Exercise objective: Look through the material below for "index". Copy every line that contains it.

Dataset records:
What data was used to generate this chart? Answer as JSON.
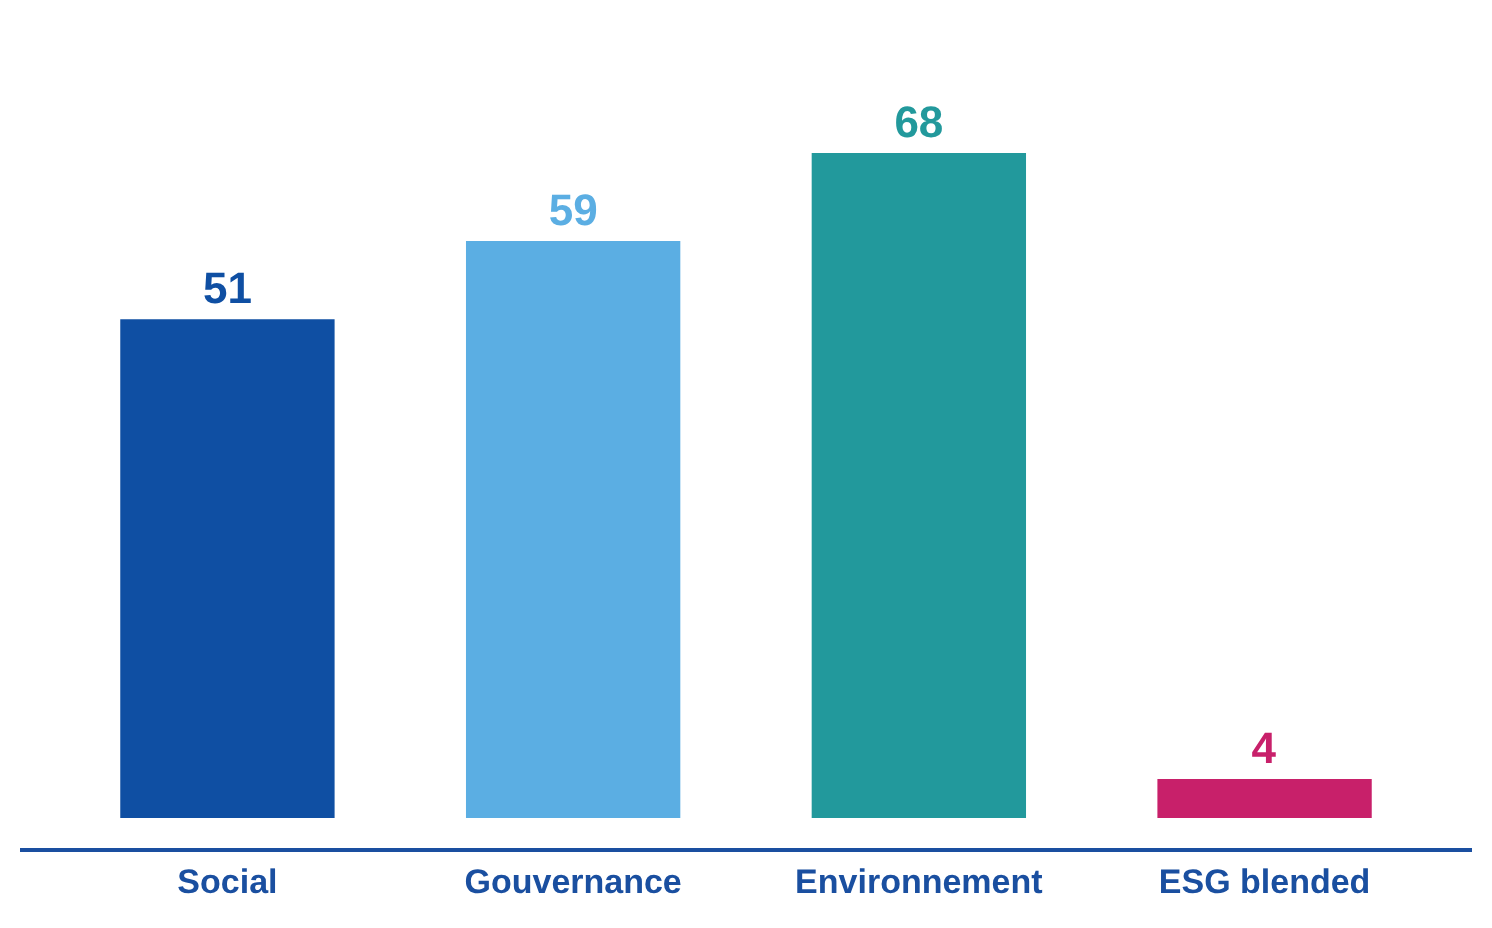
{
  "chart_data": {
    "type": "bar",
    "categories": [
      "Social",
      "Gouvernance",
      "Environnement",
      "ESG blended"
    ],
    "values": [
      51,
      59,
      68,
      4
    ],
    "colors": [
      "#0f4fa3",
      "#5baee3",
      "#22999c",
      "#c8206a"
    ],
    "data_labels": true
  }
}
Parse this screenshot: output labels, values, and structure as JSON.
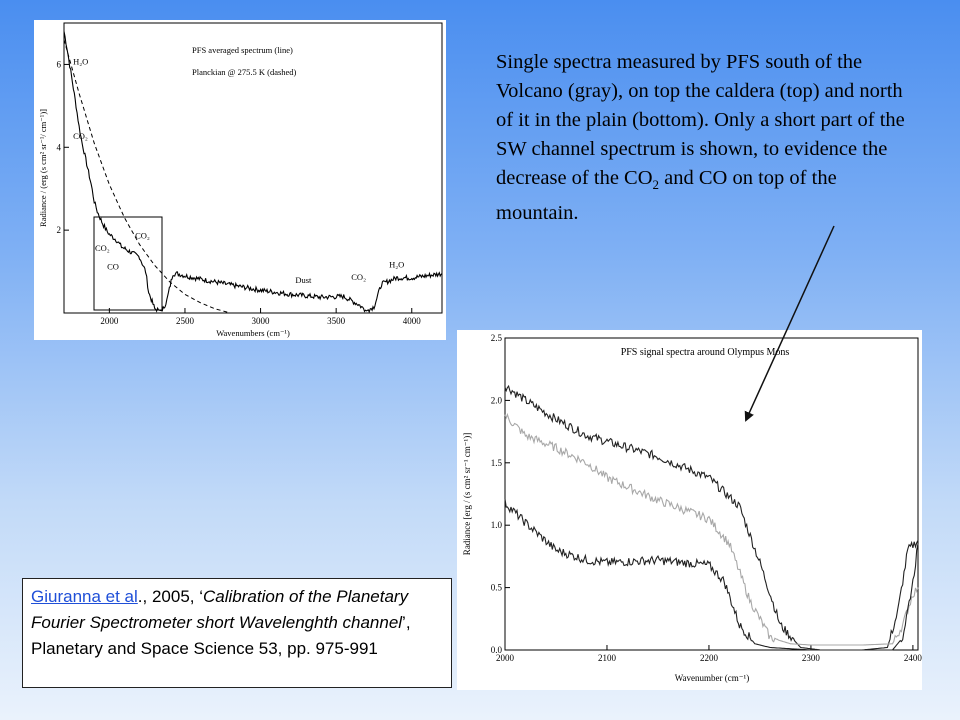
{
  "description": {
    "part1": "Single spectra measured by PFS south of the Volcano (gray), on top the caldera (top) and north of it in the plain (bottom). Only a short part of the SW channel spectrum is shown, to evidence the decrease of the CO",
    "sub": "2",
    "part2": " and CO on top of the mountain."
  },
  "citation": {
    "link_text": "Giuranna et al",
    "text_after_link": "., 2005, ‘",
    "title": "Calibration of the Planetary Fourier Spectrometer short Wavelenghth channel",
    "text_after_title": "’, Planetary and Space Science 53, pp. 975-991"
  },
  "colors": {
    "gray_series": "#a8a8a8",
    "dark_series": "#222222",
    "arrow": "#111111"
  },
  "chart_data": [
    {
      "type": "line",
      "legend": [
        "PFS averaged spectrum (line)",
        "Planckian @ 275.5 K (dashed)"
      ],
      "xlabel": "Wavenumbers (cm⁻¹)",
      "ylabel": "Radiance / (erg (s cm² sr⁻¹/ cm⁻¹)]",
      "xlim": [
        1700,
        4200
      ],
      "ylim": [
        0,
        7
      ],
      "xticks": [
        2000,
        2500,
        3000,
        3500,
        4000
      ],
      "yticks": [
        2,
        4,
        6
      ],
      "annotations": [
        {
          "text": "H₂O",
          "x": 1760,
          "y": 6.0
        },
        {
          "text": "CO₂",
          "x": 1760,
          "y": 4.2
        },
        {
          "text": "CO₂",
          "x": 1905,
          "y": 1.5
        },
        {
          "text": "CO₂",
          "x": 2170,
          "y": 1.8
        },
        {
          "text": "CO",
          "x": 1985,
          "y": 1.05
        },
        {
          "text": "Dust",
          "x": 3230,
          "y": 0.72
        },
        {
          "text": "CO₂",
          "x": 3600,
          "y": 0.8
        },
        {
          "text": "H₂O",
          "x": 3850,
          "y": 1.1
        }
      ],
      "series": [
        {
          "style": "solid",
          "x": [
            1700,
            1720,
            1750,
            1780,
            1800,
            1820,
            1850,
            1880,
            1900,
            1920,
            1950,
            1980,
            2000,
            2050,
            2080,
            2150,
            2200,
            2240,
            2260,
            2300,
            2350,
            2380,
            2420,
            2450,
            2500,
            2600,
            2800,
            3000,
            3200,
            3400,
            3550,
            3650,
            3700,
            3750,
            3800,
            3900,
            4000,
            4100,
            4200
          ],
          "y": [
            6.8,
            6.4,
            5.7,
            5.0,
            4.5,
            4.1,
            3.6,
            3.1,
            2.7,
            2.45,
            2.2,
            2.0,
            1.9,
            1.75,
            1.6,
            1.45,
            1.35,
            1.0,
            0.5,
            0.1,
            0.05,
            0.3,
            0.95,
            0.95,
            0.9,
            0.82,
            0.68,
            0.55,
            0.45,
            0.38,
            0.4,
            0.2,
            0.05,
            0.15,
            0.7,
            0.85,
            0.85,
            0.9,
            0.95
          ]
        },
        {
          "style": "dashed",
          "x": [
            1700,
            1800,
            1900,
            2000,
            2100,
            2200,
            2300,
            2400,
            2500,
            2600,
            2700,
            2800
          ],
          "y": [
            6.6,
            5.3,
            4.1,
            3.1,
            2.3,
            1.65,
            1.15,
            0.75,
            0.45,
            0.25,
            0.1,
            0.0
          ]
        }
      ]
    },
    {
      "type": "line",
      "title": "PFS signal spectra around Olympus Mons",
      "xlabel": "Wavenumber (cm⁻¹)",
      "ylabel": "Radiance [erg / (s cm² sr⁻¹ cm⁻¹)]",
      "xlim": [
        2000,
        2405
      ],
      "ylim": [
        0,
        2.5
      ],
      "xticks": [
        2000,
        2100,
        2200,
        2300,
        2400
      ],
      "yticks": [
        0.0,
        0.5,
        1.0,
        1.5,
        2.0,
        2.5
      ],
      "series": [
        {
          "color": "#222222",
          "x": [
            2000,
            2020,
            2050,
            2080,
            2100,
            2150,
            2200,
            2230,
            2250,
            2270,
            2290,
            2310,
            2350,
            2375,
            2385,
            2395,
            2405
          ],
          "y": [
            2.12,
            2.0,
            1.85,
            1.72,
            1.67,
            1.55,
            1.38,
            1.15,
            0.7,
            0.2,
            0.02,
            0.0,
            0.0,
            0.02,
            0.3,
            0.8,
            0.88
          ]
        },
        {
          "color": "#a8a8a8",
          "x": [
            2000,
            2020,
            2050,
            2080,
            2100,
            2150,
            2200,
            2220,
            2240,
            2260,
            2280,
            2300,
            2350,
            2380,
            2390,
            2400,
            2405
          ],
          "y": [
            1.88,
            1.72,
            1.62,
            1.5,
            1.38,
            1.2,
            1.05,
            0.85,
            0.4,
            0.1,
            0.05,
            0.04,
            0.04,
            0.05,
            0.2,
            0.45,
            0.5
          ]
        },
        {
          "color": "#222222",
          "x": [
            2000,
            2020,
            2050,
            2080,
            2100,
            2150,
            2200,
            2215,
            2230,
            2245,
            2260,
            2300,
            2350,
            2380,
            2390,
            2400,
            2405
          ],
          "y": [
            1.18,
            1.02,
            0.8,
            0.72,
            0.7,
            0.72,
            0.68,
            0.55,
            0.2,
            0.05,
            0.02,
            0.0,
            0.0,
            0.0,
            0.1,
            0.55,
            0.85
          ]
        }
      ]
    }
  ]
}
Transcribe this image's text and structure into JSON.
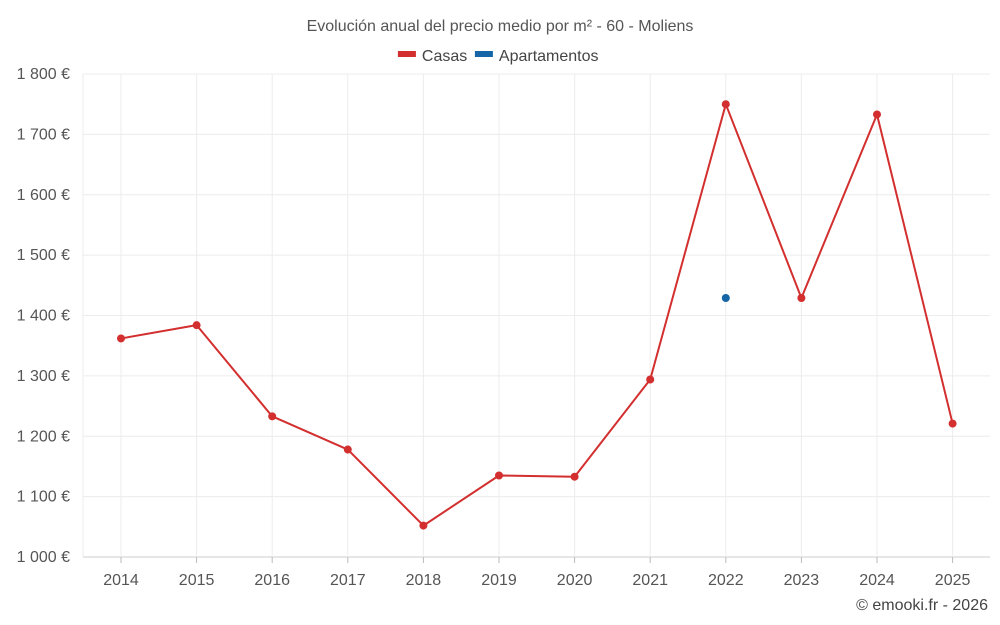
{
  "chart_data": {
    "type": "line",
    "title": "Evolución anual del precio medio por m² - 60 - Moliens",
    "categories": [
      "2014",
      "2015",
      "2016",
      "2017",
      "2018",
      "2019",
      "2020",
      "2021",
      "2022",
      "2023",
      "2024",
      "2025"
    ],
    "series": [
      {
        "name": "Casas",
        "color": "#d32f2f",
        "values": [
          1362,
          1384,
          1233,
          1178,
          1052,
          1135,
          1133,
          1294,
          1750,
          1429,
          1733,
          1221
        ]
      },
      {
        "name": "Apartamentos",
        "color": "#1565a7",
        "values": [
          null,
          null,
          null,
          null,
          null,
          null,
          null,
          null,
          1429,
          null,
          null,
          null
        ]
      }
    ],
    "yticks": [
      {
        "value": 1000,
        "label": "1 000 €"
      },
      {
        "value": 1100,
        "label": "1 100 €"
      },
      {
        "value": 1200,
        "label": "1 200 €"
      },
      {
        "value": 1300,
        "label": "1 300 €"
      },
      {
        "value": 1400,
        "label": "1 400 €"
      },
      {
        "value": 1500,
        "label": "1 500 €"
      },
      {
        "value": 1600,
        "label": "1 600 €"
      },
      {
        "value": 1700,
        "label": "1 700 €"
      },
      {
        "value": 1800,
        "label": "1 800 €"
      }
    ],
    "ylim": [
      1000,
      1800
    ],
    "xlabel": "",
    "ylabel": "",
    "grid": true,
    "legend_position": "top-center"
  },
  "credit": "© emooki.fr - 2026"
}
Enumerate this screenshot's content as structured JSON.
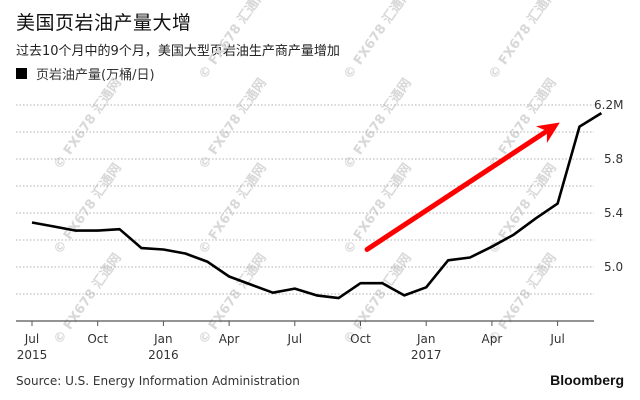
{
  "header": {
    "title": "美国页岩油产量大增",
    "subtitle": "过去10个月中的9个月，美国大型页岩油生产商产量增加",
    "legend_label": "页岩油产量(万桶/日)"
  },
  "footer": {
    "source": "Source: U.S. Energy Information Administration",
    "brand": "Bloomberg"
  },
  "watermark": "© FX678 汇通网",
  "colors": {
    "line": "#000000",
    "arrow": "#ff0000",
    "grid": "#b0b0b0",
    "axis": "#555555"
  },
  "chart_data": {
    "type": "line",
    "title": "美国页岩油产量大增",
    "subtitle": "过去10个月中的9个月，美国大型页岩油生产商产量增加",
    "xlabel": "",
    "ylabel": "页岩油产量(万桶/日)",
    "ylim": [
      4.6,
      6.2
    ],
    "y_ticks": [
      {
        "value": 5.0,
        "label": "5.0"
      },
      {
        "value": 5.4,
        "label": "5.4"
      },
      {
        "value": 5.8,
        "label": "5.8"
      },
      {
        "value": 6.2,
        "label": "6.2M"
      }
    ],
    "grid": true,
    "grid_values": [
      4.8,
      5.0,
      5.2,
      5.4,
      5.6,
      5.8,
      6.0,
      6.2
    ],
    "y_axis_position": "right",
    "legend_position": "top-left",
    "x_ticks": [
      {
        "index": 0,
        "label": "Jul",
        "sublabel": "2015"
      },
      {
        "index": 3,
        "label": "Oct",
        "sublabel": ""
      },
      {
        "index": 6,
        "label": "Jan",
        "sublabel": "2016"
      },
      {
        "index": 9,
        "label": "Apr",
        "sublabel": ""
      },
      {
        "index": 12,
        "label": "Jul",
        "sublabel": ""
      },
      {
        "index": 15,
        "label": "Oct",
        "sublabel": ""
      },
      {
        "index": 18,
        "label": "Jan",
        "sublabel": "2017"
      },
      {
        "index": 21,
        "label": "Apr",
        "sublabel": ""
      },
      {
        "index": 24,
        "label": "Jul",
        "sublabel": ""
      }
    ],
    "categories": [
      "2015-07",
      "2015-08",
      "2015-09",
      "2015-10",
      "2015-11",
      "2015-12",
      "2016-01",
      "2016-02",
      "2016-03",
      "2016-04",
      "2016-05",
      "2016-06",
      "2016-07",
      "2016-08",
      "2016-09",
      "2016-10",
      "2016-11",
      "2016-12",
      "2017-01",
      "2017-02",
      "2017-03",
      "2017-04",
      "2017-05",
      "2017-06",
      "2017-07",
      "2017-08",
      "2017-09"
    ],
    "series": [
      {
        "name": "页岩油产量(万桶/日)",
        "values": [
          5.33,
          5.3,
          5.27,
          5.27,
          5.28,
          5.14,
          5.13,
          5.1,
          5.04,
          4.93,
          4.87,
          4.81,
          4.84,
          4.79,
          4.77,
          4.88,
          4.88,
          4.79,
          4.85,
          5.05,
          5.07,
          5.15,
          5.24,
          5.36,
          5.47,
          6.04,
          6.14
        ]
      }
    ],
    "annotations": [
      {
        "type": "arrow",
        "color": "#ff0000",
        "from": {
          "index": 15.3,
          "value": 5.13
        },
        "to": {
          "index": 24.1,
          "value": 6.07
        }
      }
    ]
  }
}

Solution to this problem:
        "index": 0,
        "index": 3,
        "index": 6,
        "index": 9,
        "index": 12,
        "index": 15,
        "index": 18,
        "index": 21,
        "index": 24,
          "index": 15.3,
          "index": 24.1,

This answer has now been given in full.